Raw records:
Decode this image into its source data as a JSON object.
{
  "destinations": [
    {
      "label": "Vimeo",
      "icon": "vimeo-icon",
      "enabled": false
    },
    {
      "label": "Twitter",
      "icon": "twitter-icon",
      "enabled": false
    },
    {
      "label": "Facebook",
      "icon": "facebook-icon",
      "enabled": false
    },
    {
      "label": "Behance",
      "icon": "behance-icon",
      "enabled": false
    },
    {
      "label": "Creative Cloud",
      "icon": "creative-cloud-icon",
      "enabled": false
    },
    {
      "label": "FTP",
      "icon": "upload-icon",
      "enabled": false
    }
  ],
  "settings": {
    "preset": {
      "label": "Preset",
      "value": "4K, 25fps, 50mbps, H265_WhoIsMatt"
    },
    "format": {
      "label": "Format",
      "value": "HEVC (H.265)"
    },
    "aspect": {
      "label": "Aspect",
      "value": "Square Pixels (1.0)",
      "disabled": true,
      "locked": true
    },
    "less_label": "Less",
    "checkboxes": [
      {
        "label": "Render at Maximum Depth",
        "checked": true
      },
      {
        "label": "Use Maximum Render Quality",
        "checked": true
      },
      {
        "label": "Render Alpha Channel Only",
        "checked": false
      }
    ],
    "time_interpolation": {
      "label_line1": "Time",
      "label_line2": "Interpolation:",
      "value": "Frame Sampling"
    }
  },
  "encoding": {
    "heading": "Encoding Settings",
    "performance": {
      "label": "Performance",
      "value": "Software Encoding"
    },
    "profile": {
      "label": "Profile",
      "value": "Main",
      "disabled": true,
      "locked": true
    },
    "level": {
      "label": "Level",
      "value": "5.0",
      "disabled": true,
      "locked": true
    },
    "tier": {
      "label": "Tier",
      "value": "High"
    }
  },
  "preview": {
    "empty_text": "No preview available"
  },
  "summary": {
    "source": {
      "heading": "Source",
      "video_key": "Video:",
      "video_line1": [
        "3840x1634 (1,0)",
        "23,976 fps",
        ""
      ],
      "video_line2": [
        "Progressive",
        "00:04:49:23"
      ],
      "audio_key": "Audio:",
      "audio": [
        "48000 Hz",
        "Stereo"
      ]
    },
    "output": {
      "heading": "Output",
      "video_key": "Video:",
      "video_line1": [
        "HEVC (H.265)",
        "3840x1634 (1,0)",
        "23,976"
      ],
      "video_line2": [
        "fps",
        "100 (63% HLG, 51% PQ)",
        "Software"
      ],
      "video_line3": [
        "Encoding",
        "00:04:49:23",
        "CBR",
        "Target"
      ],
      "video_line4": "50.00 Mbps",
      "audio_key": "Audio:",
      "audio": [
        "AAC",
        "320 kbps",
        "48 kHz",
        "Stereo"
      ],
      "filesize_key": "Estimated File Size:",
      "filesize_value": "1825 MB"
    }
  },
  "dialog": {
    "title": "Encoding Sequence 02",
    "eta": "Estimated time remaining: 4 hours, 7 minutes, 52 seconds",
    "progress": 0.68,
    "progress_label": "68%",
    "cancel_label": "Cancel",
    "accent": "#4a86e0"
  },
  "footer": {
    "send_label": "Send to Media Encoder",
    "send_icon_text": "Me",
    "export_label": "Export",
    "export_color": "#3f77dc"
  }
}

* Your instructions *
Retype all the records, matching them exactly.

* Answer to this exercise *
Decode this image into its source data as a JSON object.
{
  "destinations": [
    {
      "label": "Vimeo",
      "icon": "vimeo-icon",
      "enabled": false
    },
    {
      "label": "Twitter",
      "icon": "twitter-icon",
      "enabled": false
    },
    {
      "label": "Facebook",
      "icon": "facebook-icon",
      "enabled": false
    },
    {
      "label": "Behance",
      "icon": "behance-icon",
      "enabled": false
    },
    {
      "label": "Creative Cloud",
      "icon": "creative-cloud-icon",
      "enabled": false
    },
    {
      "label": "FTP",
      "icon": "upload-icon",
      "enabled": false
    }
  ],
  "settings": {
    "preset": {
      "label": "Preset",
      "value": "4K, 25fps, 50mbps, H265_WhoIsMatt"
    },
    "format": {
      "label": "Format",
      "value": "HEVC (H.265)"
    },
    "aspect": {
      "label": "Aspect",
      "value": "Square Pixels (1.0)",
      "disabled": true,
      "locked": true
    },
    "less_label": "Less",
    "checkboxes": [
      {
        "label": "Render at Maximum Depth",
        "checked": true
      },
      {
        "label": "Use Maximum Render Quality",
        "checked": true
      },
      {
        "label": "Render Alpha Channel Only",
        "checked": false
      }
    ],
    "time_interpolation": {
      "label_line1": "Time",
      "label_line2": "Interpolation:",
      "value": "Frame Sampling"
    }
  },
  "encoding": {
    "heading": "Encoding Settings",
    "performance": {
      "label": "Performance",
      "value": "Software Encoding"
    },
    "profile": {
      "label": "Profile",
      "value": "Main",
      "disabled": true,
      "locked": true
    },
    "level": {
      "label": "Level",
      "value": "5.0",
      "disabled": true,
      "locked": true
    },
    "tier": {
      "label": "Tier",
      "value": "High"
    }
  },
  "preview": {
    "empty_text": "No preview available"
  },
  "summary": {
    "source": {
      "heading": "Source",
      "video_key": "Video:",
      "video_line1": [
        "3840x1634 (1,0)",
        "23,976 fps",
        ""
      ],
      "video_line2": [
        "Progressive",
        "00:04:49:23"
      ],
      "audio_key": "Audio:",
      "audio": [
        "48000 Hz",
        "Stereo"
      ]
    },
    "output": {
      "heading": "Output",
      "video_key": "Video:",
      "video_line1": [
        "HEVC (H.265)",
        "3840x1634 (1,0)",
        "23,976"
      ],
      "video_line2": [
        "fps",
        "100 (63% HLG, 51% PQ)",
        "Software"
      ],
      "video_line3": [
        "Encoding",
        "00:04:49:23",
        "CBR",
        "Target"
      ],
      "video_line4": "50.00 Mbps",
      "audio_key": "Audio:",
      "audio": [
        "AAC",
        "320 kbps",
        "48 kHz",
        "Stereo"
      ],
      "filesize_key": "Estimated File Size:",
      "filesize_value": "1825 MB"
    }
  },
  "dialog": {
    "title": "Encoding Sequence 02",
    "eta": "Estimated time remaining: 4 hours, 7 minutes, 52 seconds",
    "progress": 0.68,
    "progress_label": "68%",
    "cancel_label": "Cancel",
    "accent": "#4a86e0"
  },
  "footer": {
    "send_label": "Send to Media Encoder",
    "send_icon_text": "Me",
    "export_label": "Export",
    "export_color": "#3f77dc"
  }
}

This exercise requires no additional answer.